— Start —

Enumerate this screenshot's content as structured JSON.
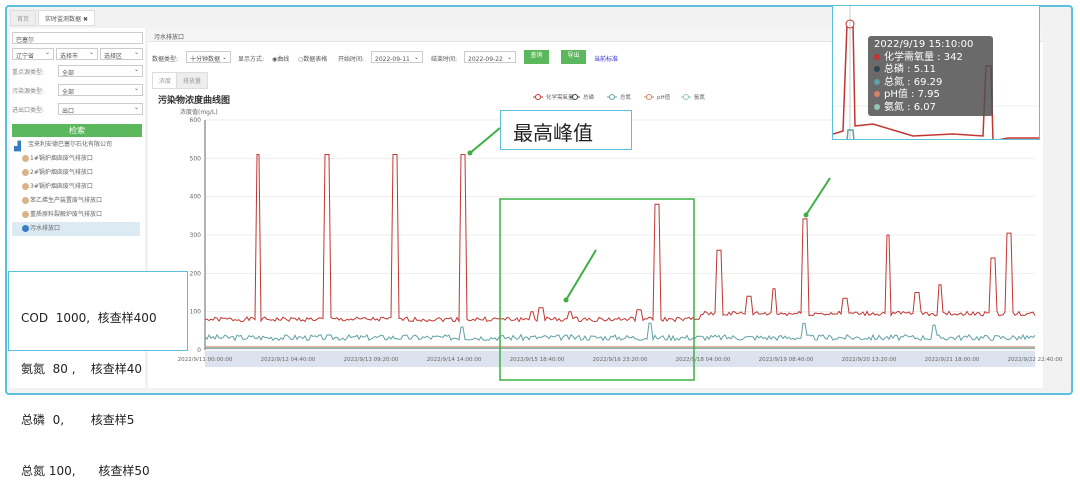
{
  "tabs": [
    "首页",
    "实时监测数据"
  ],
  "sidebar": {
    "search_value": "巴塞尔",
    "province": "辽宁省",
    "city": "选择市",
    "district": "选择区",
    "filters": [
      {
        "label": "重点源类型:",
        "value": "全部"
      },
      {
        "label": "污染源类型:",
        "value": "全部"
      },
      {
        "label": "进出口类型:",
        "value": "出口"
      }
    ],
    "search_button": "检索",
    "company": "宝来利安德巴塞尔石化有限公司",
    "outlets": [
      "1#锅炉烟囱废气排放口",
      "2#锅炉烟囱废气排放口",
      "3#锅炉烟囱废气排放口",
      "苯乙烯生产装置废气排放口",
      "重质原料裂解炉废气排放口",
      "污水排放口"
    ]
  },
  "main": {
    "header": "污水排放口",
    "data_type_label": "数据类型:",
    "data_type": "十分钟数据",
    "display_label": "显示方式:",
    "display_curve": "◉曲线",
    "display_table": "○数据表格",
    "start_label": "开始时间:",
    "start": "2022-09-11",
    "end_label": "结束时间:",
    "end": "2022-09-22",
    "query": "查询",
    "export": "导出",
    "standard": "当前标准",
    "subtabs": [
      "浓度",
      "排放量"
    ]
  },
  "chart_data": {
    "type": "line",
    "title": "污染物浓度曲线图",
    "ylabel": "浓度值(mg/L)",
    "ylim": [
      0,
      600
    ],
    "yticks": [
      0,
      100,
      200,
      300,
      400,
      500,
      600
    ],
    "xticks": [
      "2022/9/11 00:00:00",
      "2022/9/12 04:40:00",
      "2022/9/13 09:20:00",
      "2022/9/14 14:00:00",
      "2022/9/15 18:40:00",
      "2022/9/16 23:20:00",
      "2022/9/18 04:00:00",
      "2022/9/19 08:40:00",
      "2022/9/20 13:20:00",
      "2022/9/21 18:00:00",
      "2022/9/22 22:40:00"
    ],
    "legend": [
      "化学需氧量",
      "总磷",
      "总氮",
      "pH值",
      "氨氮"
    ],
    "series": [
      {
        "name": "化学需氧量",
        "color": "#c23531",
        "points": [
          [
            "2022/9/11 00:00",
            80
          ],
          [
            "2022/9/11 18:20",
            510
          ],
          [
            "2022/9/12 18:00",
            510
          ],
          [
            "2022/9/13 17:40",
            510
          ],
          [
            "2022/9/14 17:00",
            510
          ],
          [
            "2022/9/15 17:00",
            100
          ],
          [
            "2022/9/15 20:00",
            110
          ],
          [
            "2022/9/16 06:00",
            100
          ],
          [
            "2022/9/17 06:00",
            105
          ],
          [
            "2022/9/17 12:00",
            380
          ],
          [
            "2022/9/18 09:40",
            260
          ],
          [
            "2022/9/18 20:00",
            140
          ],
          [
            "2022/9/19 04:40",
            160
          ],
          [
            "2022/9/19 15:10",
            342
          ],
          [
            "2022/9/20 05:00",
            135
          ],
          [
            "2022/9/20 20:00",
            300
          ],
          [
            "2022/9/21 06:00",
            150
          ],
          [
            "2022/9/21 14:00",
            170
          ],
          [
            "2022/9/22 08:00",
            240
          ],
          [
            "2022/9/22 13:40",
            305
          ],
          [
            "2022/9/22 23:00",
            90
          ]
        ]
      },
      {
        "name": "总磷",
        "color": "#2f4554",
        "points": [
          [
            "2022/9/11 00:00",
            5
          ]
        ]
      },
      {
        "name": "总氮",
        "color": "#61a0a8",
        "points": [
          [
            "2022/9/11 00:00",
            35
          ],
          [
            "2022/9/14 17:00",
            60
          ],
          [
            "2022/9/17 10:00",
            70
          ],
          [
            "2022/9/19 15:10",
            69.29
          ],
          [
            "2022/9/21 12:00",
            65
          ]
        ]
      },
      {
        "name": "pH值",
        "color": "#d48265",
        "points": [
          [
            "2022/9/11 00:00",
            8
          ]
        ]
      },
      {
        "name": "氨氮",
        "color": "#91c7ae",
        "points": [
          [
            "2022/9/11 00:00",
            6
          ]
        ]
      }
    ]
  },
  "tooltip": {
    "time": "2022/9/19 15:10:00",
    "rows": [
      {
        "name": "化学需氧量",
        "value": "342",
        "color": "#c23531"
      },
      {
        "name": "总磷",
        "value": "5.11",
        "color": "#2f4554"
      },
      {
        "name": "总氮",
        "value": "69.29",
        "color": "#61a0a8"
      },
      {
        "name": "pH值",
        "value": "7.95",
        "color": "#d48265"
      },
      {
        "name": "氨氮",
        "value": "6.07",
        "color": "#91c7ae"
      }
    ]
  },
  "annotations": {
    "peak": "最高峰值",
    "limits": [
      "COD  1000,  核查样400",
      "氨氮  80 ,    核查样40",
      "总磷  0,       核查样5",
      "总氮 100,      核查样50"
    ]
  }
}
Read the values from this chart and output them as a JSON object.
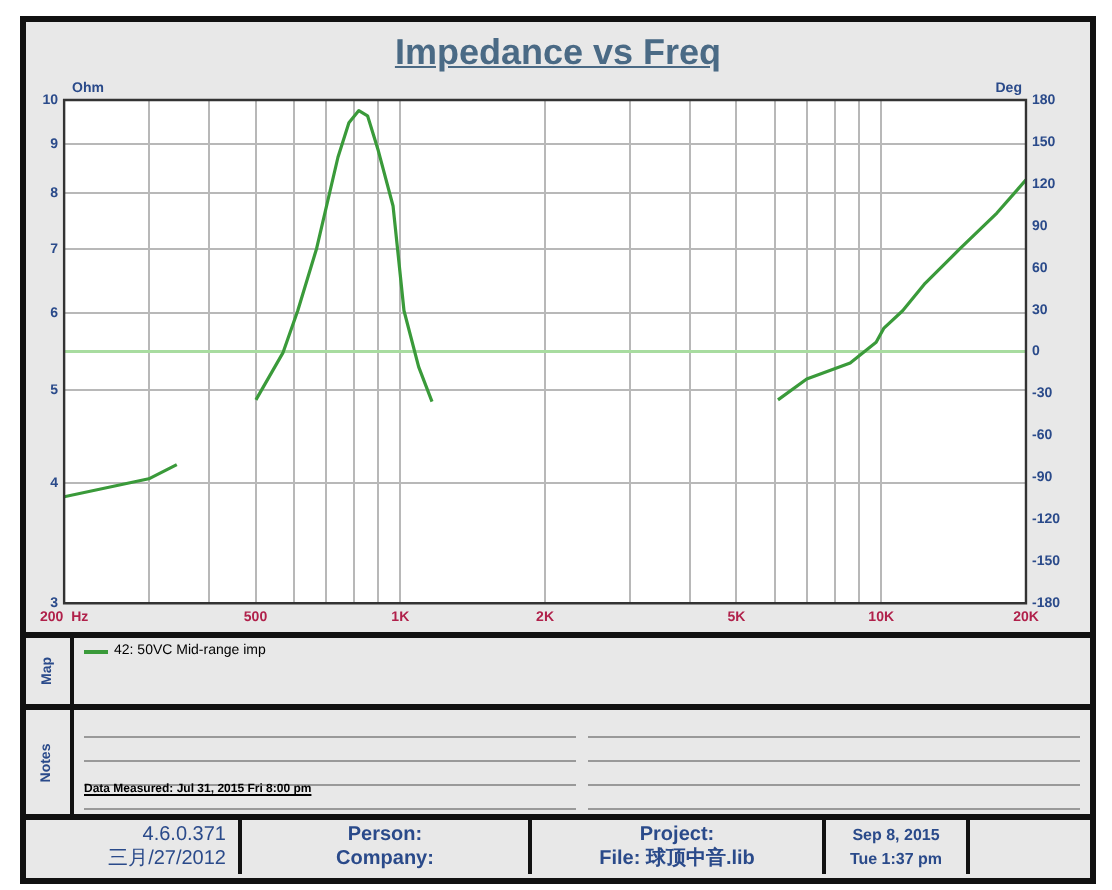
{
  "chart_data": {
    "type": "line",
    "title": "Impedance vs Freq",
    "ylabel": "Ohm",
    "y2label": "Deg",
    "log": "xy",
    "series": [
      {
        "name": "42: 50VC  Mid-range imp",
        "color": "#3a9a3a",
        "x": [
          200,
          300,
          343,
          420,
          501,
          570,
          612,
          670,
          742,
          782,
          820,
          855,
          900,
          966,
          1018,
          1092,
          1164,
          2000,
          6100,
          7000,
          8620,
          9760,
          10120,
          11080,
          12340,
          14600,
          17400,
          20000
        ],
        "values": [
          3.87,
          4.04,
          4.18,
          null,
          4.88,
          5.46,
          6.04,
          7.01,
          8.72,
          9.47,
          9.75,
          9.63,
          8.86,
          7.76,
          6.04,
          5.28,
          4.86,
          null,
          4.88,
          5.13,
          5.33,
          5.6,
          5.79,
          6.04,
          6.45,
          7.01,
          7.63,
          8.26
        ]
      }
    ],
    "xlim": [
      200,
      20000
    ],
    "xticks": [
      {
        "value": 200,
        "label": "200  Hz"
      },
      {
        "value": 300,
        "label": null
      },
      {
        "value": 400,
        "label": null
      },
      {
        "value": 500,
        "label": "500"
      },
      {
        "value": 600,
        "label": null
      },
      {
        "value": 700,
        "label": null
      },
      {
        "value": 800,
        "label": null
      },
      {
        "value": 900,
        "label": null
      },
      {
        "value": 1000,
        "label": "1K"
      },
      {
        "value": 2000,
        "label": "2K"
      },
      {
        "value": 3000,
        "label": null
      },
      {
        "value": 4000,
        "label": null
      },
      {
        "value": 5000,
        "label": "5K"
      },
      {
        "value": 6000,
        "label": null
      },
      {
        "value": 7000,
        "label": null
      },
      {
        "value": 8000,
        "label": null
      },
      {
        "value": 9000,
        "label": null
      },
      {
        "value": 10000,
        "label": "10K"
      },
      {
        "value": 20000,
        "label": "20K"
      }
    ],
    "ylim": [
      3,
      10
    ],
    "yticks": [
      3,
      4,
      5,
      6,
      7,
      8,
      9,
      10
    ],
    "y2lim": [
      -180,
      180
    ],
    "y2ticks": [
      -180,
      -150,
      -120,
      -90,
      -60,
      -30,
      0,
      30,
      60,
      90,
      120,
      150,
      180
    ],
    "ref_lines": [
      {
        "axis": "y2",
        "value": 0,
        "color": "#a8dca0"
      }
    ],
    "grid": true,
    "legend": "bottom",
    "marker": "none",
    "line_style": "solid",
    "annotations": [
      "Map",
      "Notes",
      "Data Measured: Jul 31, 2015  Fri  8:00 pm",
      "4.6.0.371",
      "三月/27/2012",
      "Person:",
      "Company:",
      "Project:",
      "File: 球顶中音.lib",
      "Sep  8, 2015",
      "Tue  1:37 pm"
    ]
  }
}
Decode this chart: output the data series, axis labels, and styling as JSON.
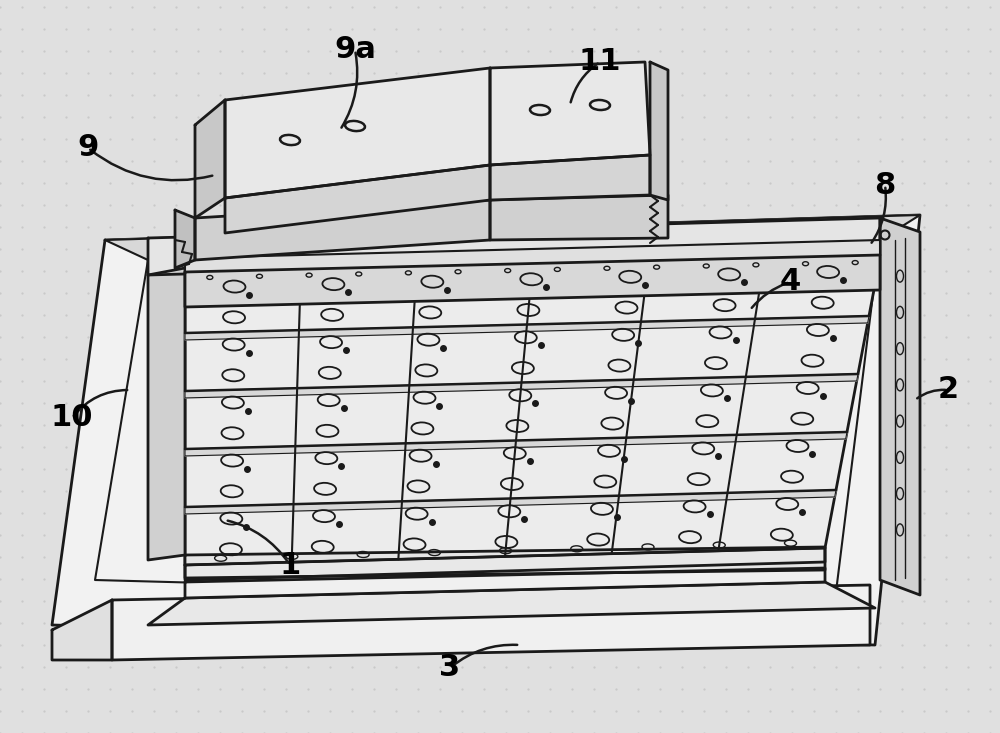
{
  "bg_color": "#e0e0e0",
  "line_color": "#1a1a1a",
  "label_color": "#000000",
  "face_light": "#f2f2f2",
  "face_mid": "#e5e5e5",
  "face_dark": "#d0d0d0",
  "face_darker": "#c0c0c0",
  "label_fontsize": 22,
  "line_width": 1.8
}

— End —

* **Problem statement**: State how many lines in the records above contain the word "JSON", giving only the number.

* **Output for this task**: 3